◆ Given records
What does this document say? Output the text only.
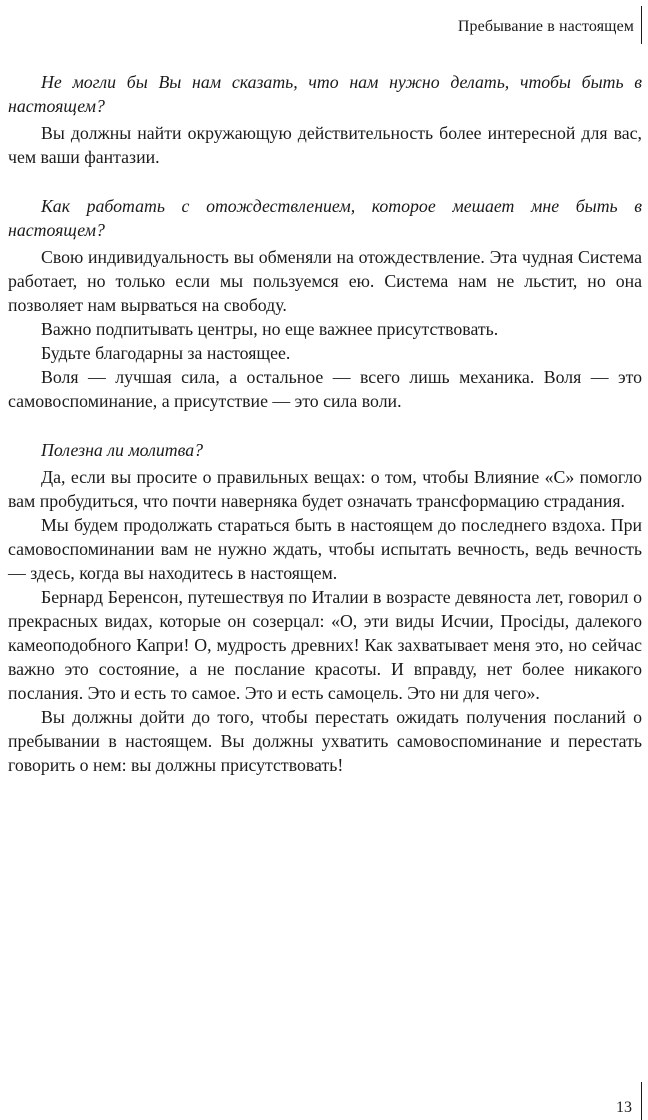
Пребывание в настоящем

Не могли бы Вы нам сказать, что нам нужно делать, чтобы быть в настоящем?

Вы должны найти окружающую действительность более интересной для вас, чем ваши фантазии.

Как работать с отождествлением, которое мешает мне быть в настоящем?

Свою индивидуальность вы обменяли на отождествление. Эта чудная Система работает, но только если мы пользуемся ею. Система нам не льстит, но она позволяет нам вырваться на свободу.

Важно подпитывать центры, но еще важнее присутствовать.

Будьте благодарны за настоящее.

Воля — лучшая сила, а остальное — всего лишь механика. Воля — это самовоспоминание, а присутствие — это сила воли.

Полезна ли молитва?

Да, если вы просите о правильных вещах: о том, чтобы Влияние «С» помогло вам пробудиться, что почти наверняка будет означать трансформацию страдания.

Мы будем продолжать стараться быть в настоящем до последнего вздоха. При самовоспоминании вам не нужно ждать, чтобы испытать вечность, ведь вечность — здесь, когда вы находитесь в настоящем.

Бернард Беренсон, путешествуя по Италии в возрасте девяноста лет, говорил о прекрасных видах, которые он созерцал: «О, эти виды Исчии, Прociды, далекого камеоподобного Капри! О, мудрость древних! Как захватывает меня это, но сейчас важно это состояние, а не послание красоты. И вправду, нет более никакого послания. Это и есть то самое. Это и есть самоцель. Это ни для чего».

Вы должны дойти до того, чтобы перестать ожидать получения посланий о пребывании в настоящем. Вы должны ухватить самовоспоминание и перестать говорить о нем: вы должны присутствовать!

13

◆ Task details
Copy the whole of the material above exactly, but not its images.

◆ Written answer
What does this document say? Output the text only.
Пребывание в настоящем

Не могли бы Вы нам сказать, что нам нужно делать, чтобы быть в настоящем?

Вы должны найти окружающую действительность более интересной для вас, чем ваши фантазии.

Как работать с отождествлением, которое мешает мне быть в настоящем?

Свою индивидуальность вы обменяли на отождествление. Эта чудная Система работает, но только если мы пользуемся ею. Система нам не льстит, но она позволяет нам вырваться на свободу.

Важно подпитывать центры, но еще важнее присутствовать.

Будьте благодарны за настоящее.

Воля — лучшая сила, а остальное — всего лишь механика. Воля — это самовоспоминание, а присутствие — это сила воли.

Полезна ли молитва?

Да, если вы просите о правильных вещах: о том, чтобы Влияние «С» помогло вам пробудиться, что почти наверняка будет означать трансформацию страдания.

Мы будем продолжать стараться быть в настоящем до последнего вздоха. При самовоспоминании вам не нужно ждать, чтобы испытать вечность, ведь вечность — здесь, когда вы находитесь в настоящем.

Бернард Беренсон, путешествуя по Италии в возрасте девяноста лет, говорил о прекрасных видах, которые он созерцал: «О, эти виды Исчии, Прociды, далекого камеоподобного Капри! О, мудрость древних! Как захватывает меня это, но сейчас важно это состояние, а не послание красоты. И вправду, нет более никакого послания. Это и есть то самое. Это и есть самоцель. Это ни для чего».

Вы должны дойти до того, чтобы перестать ожидать получения посланий о пребывании в настоящем. Вы должны ухватить самовоспоминание и перестать говорить о нем: вы должны присутствовать!

13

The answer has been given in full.